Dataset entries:
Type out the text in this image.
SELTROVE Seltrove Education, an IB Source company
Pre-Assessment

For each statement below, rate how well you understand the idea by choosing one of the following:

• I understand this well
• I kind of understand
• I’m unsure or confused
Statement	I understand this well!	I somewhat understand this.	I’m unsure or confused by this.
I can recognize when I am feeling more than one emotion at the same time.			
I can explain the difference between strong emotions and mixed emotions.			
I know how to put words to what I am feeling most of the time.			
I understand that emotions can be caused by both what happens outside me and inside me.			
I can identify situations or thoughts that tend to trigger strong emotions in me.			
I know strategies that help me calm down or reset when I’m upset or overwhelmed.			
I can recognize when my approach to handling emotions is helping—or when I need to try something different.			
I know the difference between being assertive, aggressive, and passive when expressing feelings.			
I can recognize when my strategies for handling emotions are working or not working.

▶ **What you should do**
The records above should be repeated in full, exactly as given.

▶ **Expected answer**
Type out the text in this image.
SELTROVE Seltrove Education, an IB Source company
Pre-Assessment

For each statement below, rate how well you understand the idea by choosing one of the following:

• I understand this well
• I kind of understand
• I’m unsure or confused
Statement	I understand this well!	I somewhat understand this.	I’m unsure or confused by this.
I can recognize when I am feeling more than one emotion at the same time.			
I can explain the difference between strong emotions and mixed emotions.			
I know how to put words to what I am feeling most of the time.			
I understand that emotions can be caused by both what happens outside me and inside me.			
I can identify situations or thoughts that tend to trigger strong emotions in me.			
I know strategies that help me calm down or reset when I’m upset or overwhelmed.			
I can recognize when my approach to handling emotions is helping—or when I need to try something different.			
I know the difference between being assertive, aggressive, and passive when expressing feelings.			
I can recognize when my strategies for handling emotions are working or not working.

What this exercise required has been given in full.